* [Short task] Go through the listing and copy each line with the string "only".

* [Task inputs]

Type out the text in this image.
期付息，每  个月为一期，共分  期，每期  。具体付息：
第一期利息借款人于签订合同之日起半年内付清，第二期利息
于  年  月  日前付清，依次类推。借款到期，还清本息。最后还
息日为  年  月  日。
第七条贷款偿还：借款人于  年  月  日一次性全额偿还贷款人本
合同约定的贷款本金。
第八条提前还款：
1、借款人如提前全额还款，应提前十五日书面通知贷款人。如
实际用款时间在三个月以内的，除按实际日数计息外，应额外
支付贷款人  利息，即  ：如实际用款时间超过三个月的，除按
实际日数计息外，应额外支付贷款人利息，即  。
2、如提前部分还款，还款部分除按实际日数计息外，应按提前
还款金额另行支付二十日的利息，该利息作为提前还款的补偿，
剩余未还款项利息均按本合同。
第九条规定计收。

...

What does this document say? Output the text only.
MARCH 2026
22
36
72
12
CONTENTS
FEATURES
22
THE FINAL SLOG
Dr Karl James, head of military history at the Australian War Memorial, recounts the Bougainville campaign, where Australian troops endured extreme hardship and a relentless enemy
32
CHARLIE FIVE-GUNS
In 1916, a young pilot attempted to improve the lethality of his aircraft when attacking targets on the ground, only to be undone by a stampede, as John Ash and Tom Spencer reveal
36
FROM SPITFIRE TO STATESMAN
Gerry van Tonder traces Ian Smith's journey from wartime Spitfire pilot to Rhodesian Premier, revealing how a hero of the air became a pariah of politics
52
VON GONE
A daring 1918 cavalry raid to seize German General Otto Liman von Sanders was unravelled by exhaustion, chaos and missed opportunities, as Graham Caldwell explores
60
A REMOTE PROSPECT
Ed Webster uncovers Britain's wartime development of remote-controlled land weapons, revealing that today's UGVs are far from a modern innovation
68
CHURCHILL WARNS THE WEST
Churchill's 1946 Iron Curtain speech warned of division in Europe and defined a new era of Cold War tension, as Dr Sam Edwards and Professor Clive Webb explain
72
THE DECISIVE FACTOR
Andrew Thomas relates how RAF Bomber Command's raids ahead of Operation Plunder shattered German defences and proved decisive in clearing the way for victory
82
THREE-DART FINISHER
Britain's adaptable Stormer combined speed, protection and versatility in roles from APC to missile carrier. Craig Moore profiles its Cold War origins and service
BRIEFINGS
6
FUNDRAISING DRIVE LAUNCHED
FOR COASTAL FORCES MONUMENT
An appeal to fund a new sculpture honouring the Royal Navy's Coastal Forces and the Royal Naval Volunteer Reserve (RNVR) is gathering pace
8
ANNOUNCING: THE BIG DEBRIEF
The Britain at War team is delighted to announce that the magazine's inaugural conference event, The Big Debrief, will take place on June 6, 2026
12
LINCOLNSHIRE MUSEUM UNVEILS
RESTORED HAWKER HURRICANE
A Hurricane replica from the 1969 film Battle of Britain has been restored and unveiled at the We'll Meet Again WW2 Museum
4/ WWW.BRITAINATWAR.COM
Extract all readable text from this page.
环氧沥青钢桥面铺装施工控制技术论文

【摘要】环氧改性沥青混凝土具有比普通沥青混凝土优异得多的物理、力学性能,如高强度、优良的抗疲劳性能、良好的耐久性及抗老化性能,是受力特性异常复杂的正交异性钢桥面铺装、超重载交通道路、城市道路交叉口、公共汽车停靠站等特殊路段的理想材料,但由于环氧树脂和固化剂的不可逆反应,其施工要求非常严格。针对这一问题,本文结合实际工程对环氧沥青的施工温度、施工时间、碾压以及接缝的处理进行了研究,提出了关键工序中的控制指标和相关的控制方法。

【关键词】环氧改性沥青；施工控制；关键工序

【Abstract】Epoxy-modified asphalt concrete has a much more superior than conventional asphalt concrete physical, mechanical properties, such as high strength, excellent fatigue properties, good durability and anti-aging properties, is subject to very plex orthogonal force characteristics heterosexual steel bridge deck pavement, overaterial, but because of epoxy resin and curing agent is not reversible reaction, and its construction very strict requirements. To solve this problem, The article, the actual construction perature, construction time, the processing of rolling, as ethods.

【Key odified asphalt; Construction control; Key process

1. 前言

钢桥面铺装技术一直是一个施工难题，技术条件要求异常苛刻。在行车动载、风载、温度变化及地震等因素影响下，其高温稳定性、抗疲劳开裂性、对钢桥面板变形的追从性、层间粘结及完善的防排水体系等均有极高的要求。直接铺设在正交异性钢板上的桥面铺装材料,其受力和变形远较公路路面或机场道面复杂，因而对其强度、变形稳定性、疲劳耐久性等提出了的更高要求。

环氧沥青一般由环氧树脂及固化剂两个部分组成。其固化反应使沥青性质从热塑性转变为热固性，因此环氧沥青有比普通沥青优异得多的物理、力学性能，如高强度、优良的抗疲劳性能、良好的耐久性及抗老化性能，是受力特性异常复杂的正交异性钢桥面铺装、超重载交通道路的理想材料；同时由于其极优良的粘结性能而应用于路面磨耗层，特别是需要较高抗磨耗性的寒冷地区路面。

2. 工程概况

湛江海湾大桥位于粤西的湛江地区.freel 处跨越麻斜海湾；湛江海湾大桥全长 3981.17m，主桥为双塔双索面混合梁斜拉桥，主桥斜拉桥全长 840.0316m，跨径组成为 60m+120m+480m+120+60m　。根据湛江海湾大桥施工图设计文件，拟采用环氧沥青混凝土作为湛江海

--

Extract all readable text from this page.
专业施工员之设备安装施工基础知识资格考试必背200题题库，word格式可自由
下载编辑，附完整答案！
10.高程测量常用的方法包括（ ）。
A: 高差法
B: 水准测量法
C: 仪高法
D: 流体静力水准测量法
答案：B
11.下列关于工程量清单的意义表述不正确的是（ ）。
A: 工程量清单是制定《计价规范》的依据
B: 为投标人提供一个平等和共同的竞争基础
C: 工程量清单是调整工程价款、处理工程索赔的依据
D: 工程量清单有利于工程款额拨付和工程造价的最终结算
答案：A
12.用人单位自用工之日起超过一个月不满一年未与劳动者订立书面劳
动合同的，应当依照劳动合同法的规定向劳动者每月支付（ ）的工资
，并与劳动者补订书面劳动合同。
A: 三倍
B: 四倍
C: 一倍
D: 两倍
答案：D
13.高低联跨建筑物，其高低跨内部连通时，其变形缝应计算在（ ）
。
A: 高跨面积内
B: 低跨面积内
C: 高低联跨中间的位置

* [Exercise answer]
What does this document say? Output the text only.
In 1916, a young pilot attempted to improve the lethality of his aircraft when attacking targets on the ground, only to be undone by a stampede, as John Ash and Tom Spencer reveal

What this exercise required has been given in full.